## To be done:
Repeat, exactly and completely, the material that follows. Omit the pictures.

## Material provided:
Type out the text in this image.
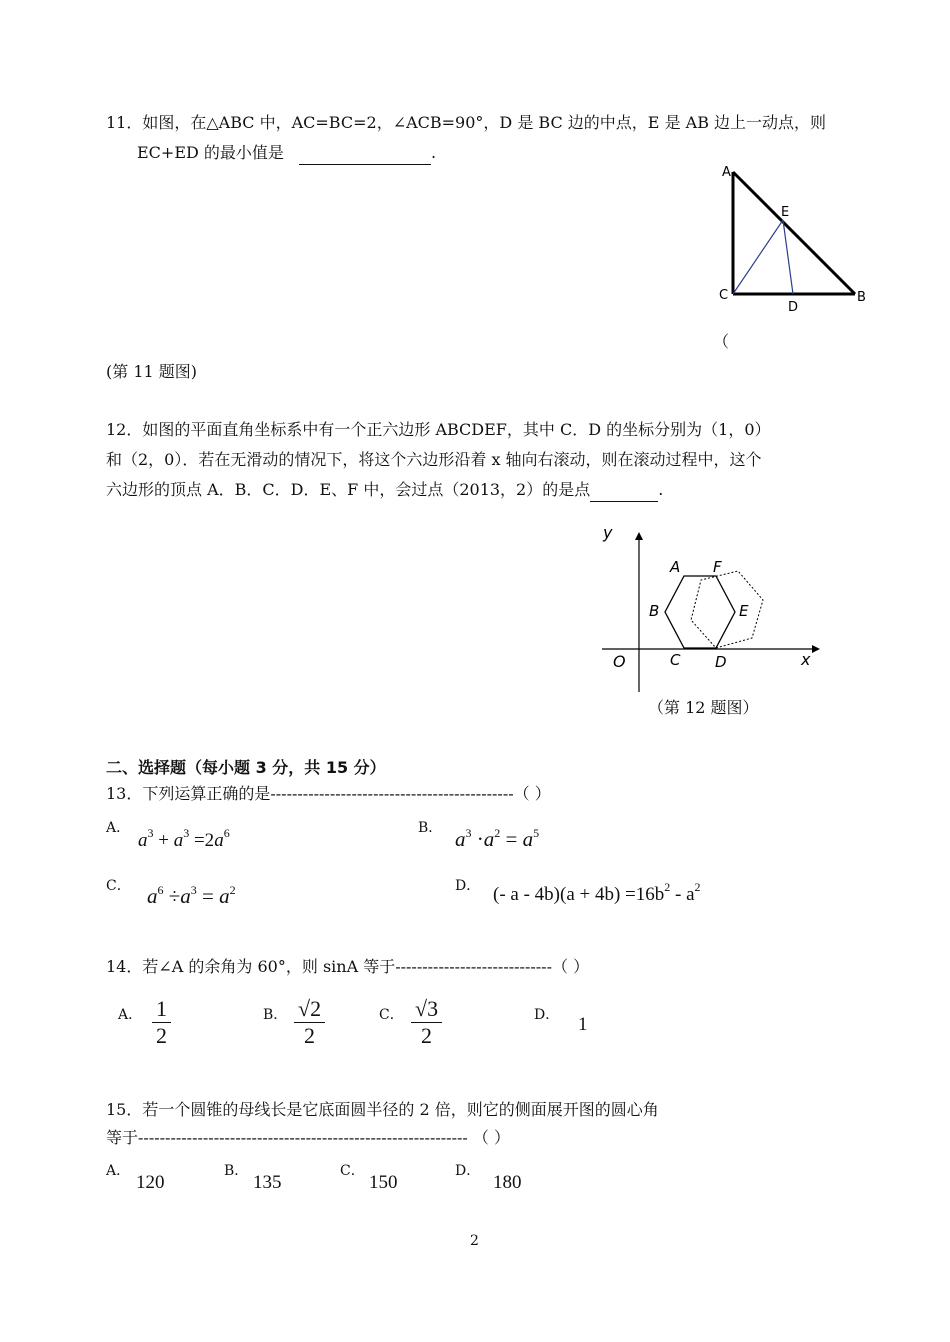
11．如图，在△ABC 中，AC=BC=2，∠ACB=90°，D 是 BC 边的中点，E 是 AB 边上一动点，则
EC+ED 的最小值是	.
A
E
C
D
B
（
(第 11 题图)
12．如图的平面直角坐标系中有一个正六边形 ABCDEF，其中 C．D 的坐标分别为（1，0）
和（2，0）．若在无滑动的情况下，将这个六边形沿着 x 轴向右滚动，则在滚动过程中，这个
六边形的顶点 A．B．C．D．E、F 中，会过点（2013，2）的是点	.
y
x
O
A F
B	E
C D
（第 12 题图）
二、选择题（每小题 3 分，共 15 分）
13．下列运算正确的是---------------------------------------------（ ）
A．
$a^3 + a^3 =2a^6$	B． $a^3 \cdot a^2 = a^5$
C． $a^6 \div a^3 = a^2$	D． (- $a - 4b)(a + 4b) =16b^2 - a^2$
14．若∠A 的余角为 60°，则 sinA 等于-----------------------------（ ）
A． $\frac{1}{2}$	B． $\frac{√2}{2}$	C． $\frac{√3}{2}$	D． 1
15．若一个圆锥的母线长是它底面圆半径的 2 倍，则它的侧面展开图的圆心角
等于------------------------------------------------------------- （ ）
A．
120
B．
135
C．
150
D．
180
2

## Reply to the task:
Type out the text in this image.
11．如图，在△ABC 中，AC=BC=2，∠ACB=90°，D 是 BC 边的中点，E 是 AB 边上一动点，则
EC+ED 的最小值是	.
A
E
C
D
B
（
(第 11 题图)
12．如图的平面直角坐标系中有一个正六边形 ABCDEF，其中 C．D 的坐标分别为（1，0）
和（2，0）．若在无滑动的情况下，将这个六边形沿着 x 轴向右滚动，则在滚动过程中，这个
六边形的顶点 A．B．C．D．E、F 中，会过点（2013，2）的是点	.
y
x
O
A F
B	E
C D
（第 12 题图）
二、选择题（每小题 3 分，共 15 分）
13．下列运算正确的是---------------------------------------------（ ）
A．
$a^3 + a^3 =2a^6$	B． $a^3 \cdot a^2 = a^5$
C． $a^6 \div a^3 = a^2$	D． (- $a - 4b)(a + 4b) =16b^2 - a^2$
14．若∠A 的余角为 60°，则 sinA 等于-----------------------------（ ）
A． $\frac{1}{2}$	B． $\frac{√2}{2}$	C． $\frac{√3}{2}$	D． 1
15．若一个圆锥的母线长是它底面圆半径的 2 倍，则它的侧面展开图的圆心角
等于------------------------------------------------------------- （ ）
A．
120
B．
135
C．
150
D．
180
2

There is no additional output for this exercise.